Entries taken from a collection:

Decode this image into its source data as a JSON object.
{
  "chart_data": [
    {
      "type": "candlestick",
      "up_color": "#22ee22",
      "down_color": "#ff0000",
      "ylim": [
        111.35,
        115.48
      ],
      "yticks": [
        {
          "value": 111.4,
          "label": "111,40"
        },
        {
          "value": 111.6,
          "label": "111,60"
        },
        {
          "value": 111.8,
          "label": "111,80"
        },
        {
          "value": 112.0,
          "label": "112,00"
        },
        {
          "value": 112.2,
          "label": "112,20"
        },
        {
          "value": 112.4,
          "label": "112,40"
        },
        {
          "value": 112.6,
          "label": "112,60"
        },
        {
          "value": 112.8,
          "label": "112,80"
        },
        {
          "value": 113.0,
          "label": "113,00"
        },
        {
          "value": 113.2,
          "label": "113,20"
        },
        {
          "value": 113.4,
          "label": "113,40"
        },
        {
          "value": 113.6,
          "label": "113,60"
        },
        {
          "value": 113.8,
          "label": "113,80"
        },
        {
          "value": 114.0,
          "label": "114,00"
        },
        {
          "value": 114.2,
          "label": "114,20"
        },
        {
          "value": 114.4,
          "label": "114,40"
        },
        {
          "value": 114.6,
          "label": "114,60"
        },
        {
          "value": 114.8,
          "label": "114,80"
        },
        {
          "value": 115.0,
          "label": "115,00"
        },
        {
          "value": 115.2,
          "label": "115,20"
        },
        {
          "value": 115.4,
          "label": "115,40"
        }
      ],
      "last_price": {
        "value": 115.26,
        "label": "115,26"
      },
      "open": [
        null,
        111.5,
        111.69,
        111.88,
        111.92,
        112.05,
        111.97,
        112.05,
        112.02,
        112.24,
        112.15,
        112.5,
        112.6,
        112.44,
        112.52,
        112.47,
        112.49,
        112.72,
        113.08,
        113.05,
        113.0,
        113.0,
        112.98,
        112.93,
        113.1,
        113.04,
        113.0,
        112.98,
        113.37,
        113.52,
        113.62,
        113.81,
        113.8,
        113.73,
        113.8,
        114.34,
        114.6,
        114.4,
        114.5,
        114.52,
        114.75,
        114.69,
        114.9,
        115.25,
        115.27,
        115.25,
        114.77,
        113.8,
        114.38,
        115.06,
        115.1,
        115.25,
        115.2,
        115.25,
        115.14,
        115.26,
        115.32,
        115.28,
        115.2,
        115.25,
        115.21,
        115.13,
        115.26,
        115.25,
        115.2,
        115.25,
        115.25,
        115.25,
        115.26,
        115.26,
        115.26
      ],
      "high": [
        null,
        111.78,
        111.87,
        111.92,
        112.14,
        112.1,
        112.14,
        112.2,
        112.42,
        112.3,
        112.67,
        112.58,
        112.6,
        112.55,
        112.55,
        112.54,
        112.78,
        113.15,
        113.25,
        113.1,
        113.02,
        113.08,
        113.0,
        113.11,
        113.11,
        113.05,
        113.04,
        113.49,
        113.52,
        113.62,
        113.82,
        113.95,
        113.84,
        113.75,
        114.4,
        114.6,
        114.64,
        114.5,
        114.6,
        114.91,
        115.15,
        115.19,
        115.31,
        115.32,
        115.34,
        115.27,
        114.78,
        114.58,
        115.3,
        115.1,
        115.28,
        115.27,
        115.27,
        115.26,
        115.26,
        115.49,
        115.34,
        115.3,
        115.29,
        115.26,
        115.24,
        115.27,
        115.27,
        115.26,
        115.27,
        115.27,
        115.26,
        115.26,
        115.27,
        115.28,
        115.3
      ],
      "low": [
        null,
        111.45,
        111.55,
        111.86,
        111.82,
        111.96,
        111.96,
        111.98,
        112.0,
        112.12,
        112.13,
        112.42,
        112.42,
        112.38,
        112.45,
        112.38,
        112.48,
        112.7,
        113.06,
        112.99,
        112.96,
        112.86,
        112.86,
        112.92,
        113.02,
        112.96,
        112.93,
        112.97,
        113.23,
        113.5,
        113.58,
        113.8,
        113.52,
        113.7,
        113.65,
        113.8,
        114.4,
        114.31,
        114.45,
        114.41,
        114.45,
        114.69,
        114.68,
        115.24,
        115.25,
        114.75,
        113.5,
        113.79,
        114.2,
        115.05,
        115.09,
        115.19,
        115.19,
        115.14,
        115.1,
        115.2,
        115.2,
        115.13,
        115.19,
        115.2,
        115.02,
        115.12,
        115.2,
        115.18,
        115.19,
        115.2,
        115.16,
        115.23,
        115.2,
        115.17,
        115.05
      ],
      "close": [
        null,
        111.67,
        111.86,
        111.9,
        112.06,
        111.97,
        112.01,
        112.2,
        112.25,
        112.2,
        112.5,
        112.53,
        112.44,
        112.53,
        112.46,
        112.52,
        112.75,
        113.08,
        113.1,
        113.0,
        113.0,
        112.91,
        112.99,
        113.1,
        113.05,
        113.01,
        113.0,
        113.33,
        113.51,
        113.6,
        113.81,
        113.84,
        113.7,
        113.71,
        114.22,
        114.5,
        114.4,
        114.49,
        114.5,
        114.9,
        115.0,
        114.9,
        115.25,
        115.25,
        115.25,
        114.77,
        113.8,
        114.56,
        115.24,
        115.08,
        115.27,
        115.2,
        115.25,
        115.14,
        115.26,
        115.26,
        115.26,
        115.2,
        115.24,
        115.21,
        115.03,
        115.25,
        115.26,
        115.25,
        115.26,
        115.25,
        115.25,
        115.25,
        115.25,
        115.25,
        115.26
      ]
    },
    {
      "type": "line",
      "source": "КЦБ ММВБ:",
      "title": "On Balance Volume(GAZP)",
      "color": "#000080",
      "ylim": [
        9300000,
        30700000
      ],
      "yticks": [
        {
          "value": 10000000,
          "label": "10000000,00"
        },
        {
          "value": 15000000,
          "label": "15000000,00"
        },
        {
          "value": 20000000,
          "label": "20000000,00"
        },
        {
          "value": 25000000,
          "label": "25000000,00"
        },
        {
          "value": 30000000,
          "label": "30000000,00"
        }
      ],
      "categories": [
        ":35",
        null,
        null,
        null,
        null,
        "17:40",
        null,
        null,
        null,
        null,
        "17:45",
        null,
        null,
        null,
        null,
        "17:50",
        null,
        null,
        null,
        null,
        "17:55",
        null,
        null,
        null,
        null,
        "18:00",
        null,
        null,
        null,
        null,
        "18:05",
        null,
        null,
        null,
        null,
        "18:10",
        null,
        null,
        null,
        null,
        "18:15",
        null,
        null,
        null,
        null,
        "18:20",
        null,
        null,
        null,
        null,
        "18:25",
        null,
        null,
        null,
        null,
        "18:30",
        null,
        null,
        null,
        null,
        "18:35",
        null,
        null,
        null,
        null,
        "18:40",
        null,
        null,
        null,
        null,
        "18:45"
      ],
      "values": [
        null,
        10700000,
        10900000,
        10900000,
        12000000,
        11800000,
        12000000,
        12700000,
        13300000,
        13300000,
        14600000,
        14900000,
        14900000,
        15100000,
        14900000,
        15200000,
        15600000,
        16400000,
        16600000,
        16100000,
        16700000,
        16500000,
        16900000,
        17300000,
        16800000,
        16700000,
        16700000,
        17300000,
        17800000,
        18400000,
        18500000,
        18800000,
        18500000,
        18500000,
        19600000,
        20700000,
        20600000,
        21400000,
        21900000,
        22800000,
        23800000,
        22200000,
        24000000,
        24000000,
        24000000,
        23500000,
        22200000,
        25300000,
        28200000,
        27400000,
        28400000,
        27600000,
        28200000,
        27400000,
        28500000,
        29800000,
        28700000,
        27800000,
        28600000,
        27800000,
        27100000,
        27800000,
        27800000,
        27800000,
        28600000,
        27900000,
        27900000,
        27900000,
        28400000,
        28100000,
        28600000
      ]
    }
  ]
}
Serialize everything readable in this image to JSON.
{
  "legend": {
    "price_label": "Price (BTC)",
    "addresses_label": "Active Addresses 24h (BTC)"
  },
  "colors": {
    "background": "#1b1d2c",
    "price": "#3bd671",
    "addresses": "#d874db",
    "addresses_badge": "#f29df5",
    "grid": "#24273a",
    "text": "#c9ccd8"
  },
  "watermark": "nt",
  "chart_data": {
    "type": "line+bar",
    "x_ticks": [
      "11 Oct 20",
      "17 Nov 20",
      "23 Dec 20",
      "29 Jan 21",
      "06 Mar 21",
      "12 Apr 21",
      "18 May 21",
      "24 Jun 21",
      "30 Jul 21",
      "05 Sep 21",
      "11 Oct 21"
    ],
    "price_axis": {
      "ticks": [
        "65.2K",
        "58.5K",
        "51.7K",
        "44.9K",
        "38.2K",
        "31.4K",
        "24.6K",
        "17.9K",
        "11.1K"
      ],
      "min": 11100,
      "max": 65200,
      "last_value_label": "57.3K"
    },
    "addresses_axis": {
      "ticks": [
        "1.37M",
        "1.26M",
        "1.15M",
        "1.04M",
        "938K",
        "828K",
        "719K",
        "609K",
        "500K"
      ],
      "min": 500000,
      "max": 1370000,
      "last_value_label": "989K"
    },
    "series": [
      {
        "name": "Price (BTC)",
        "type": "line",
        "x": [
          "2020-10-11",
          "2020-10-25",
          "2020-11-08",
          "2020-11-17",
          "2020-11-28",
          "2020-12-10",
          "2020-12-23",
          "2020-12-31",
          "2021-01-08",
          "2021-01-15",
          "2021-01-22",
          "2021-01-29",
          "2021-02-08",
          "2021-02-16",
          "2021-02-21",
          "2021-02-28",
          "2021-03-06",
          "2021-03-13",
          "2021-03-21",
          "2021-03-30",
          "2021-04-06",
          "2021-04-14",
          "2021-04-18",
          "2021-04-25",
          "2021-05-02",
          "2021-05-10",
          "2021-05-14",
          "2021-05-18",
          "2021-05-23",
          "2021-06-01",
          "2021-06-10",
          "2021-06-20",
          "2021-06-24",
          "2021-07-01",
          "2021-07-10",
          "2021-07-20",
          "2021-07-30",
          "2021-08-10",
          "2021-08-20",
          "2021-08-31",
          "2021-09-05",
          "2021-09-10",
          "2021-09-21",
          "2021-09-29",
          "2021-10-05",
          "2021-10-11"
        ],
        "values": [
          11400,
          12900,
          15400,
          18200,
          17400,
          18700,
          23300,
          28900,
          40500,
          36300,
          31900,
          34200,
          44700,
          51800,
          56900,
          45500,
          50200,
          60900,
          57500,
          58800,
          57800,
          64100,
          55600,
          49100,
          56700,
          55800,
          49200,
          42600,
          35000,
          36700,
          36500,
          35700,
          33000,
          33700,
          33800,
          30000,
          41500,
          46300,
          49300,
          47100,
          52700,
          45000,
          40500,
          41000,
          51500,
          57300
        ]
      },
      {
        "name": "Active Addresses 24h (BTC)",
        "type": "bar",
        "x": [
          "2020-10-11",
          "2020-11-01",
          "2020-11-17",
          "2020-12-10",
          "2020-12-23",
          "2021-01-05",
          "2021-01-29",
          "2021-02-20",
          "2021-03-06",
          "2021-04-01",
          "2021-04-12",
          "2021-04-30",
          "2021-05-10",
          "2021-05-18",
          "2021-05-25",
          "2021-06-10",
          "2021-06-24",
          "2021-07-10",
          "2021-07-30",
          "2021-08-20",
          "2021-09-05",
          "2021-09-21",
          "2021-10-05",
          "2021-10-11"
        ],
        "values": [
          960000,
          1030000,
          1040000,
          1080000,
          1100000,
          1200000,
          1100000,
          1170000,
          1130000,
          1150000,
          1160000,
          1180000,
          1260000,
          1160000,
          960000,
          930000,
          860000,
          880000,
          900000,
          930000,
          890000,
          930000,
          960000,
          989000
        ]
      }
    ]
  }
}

Exercise description: Select and copy every line of the listing with the word "JSON".

Correct output:
Decode this image into its source data as a JSON object.
Serialize everything readable in this image to JSON.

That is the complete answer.